:: Data lines ::
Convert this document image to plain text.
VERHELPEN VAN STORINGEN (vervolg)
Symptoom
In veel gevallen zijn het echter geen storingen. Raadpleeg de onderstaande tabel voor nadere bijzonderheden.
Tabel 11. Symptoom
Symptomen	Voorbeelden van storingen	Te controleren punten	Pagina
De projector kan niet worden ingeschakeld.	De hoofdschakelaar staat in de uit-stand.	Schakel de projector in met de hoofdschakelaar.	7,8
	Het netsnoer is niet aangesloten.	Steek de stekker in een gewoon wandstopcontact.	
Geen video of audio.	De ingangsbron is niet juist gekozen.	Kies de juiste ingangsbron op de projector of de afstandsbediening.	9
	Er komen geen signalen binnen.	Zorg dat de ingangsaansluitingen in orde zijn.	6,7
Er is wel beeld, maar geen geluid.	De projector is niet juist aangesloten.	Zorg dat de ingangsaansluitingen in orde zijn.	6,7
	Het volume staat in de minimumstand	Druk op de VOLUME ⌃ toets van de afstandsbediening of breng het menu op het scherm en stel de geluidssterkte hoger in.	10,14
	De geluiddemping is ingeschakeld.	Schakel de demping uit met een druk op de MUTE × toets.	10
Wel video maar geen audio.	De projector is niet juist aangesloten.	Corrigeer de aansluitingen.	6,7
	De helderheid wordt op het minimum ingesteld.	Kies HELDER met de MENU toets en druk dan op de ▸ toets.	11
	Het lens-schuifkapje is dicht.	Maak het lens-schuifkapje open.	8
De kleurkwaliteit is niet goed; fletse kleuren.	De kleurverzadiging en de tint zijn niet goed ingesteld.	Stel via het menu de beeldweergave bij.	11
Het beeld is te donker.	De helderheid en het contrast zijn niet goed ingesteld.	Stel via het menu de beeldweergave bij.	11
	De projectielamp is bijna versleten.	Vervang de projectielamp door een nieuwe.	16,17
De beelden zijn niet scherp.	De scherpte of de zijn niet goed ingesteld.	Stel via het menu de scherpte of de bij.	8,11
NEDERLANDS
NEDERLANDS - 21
:::
• What is required:
Make an exact copy of every entry.

• Full answer:
Convert this document image to plain text.
VERHELPEN VAN STORINGEN (vervolg)
Symptoom
In veel gevallen zijn het echter geen storingen. Raadpleeg de onderstaande tabel voor nadere bijzonderheden.
Tabel 11. Symptoom
Symptomen	Voorbeelden van storingen	Te controleren punten	Pagina
De projector kan niet worden ingeschakeld.	De hoofdschakelaar staat in de uit-stand.	Schakel de projector in met de hoofdschakelaar.	7,8
	Het netsnoer is niet aangesloten.	Steek de stekker in een gewoon wandstopcontact.	
Geen video of audio.	De ingangsbron is niet juist gekozen.	Kies de juiste ingangsbron op de projector of de afstandsbediening.	9
	Er komen geen signalen binnen.	Zorg dat de ingangsaansluitingen in orde zijn.	6,7
Er is wel beeld, maar geen geluid.	De projector is niet juist aangesloten.	Zorg dat de ingangsaansluitingen in orde zijn.	6,7
	Het volume staat in de minimumstand	Druk op de VOLUME ⌃ toets van de afstandsbediening of breng het menu op het scherm en stel de geluidssterkte hoger in.	10,14
	De geluiddemping is ingeschakeld.	Schakel de demping uit met een druk op de MUTE × toets.	10
Wel video maar geen audio.	De projector is niet juist aangesloten.	Corrigeer de aansluitingen.	6,7
	De helderheid wordt op het minimum ingesteld.	Kies HELDER met de MENU toets en druk dan op de ▸ toets.	11
	Het lens-schuifkapje is dicht.	Maak het lens-schuifkapje open.	8
De kleurkwaliteit is niet goed; fletse kleuren.	De kleurverzadiging en de tint zijn niet goed ingesteld.	Stel via het menu de beeldweergave bij.	11
Het beeld is te donker.	De helderheid en het contrast zijn niet goed ingesteld.	Stel via het menu de beeldweergave bij.	11
	De projectielamp is bijna versleten.	Vervang de projectielamp door een nieuwe.	16,17
De beelden zijn niet scherp.	De scherpte of de zijn niet goed ingesteld.	Stel via het menu de scherpte of de bij.	8,11
NEDERLANDS
NEDERLANDS - 21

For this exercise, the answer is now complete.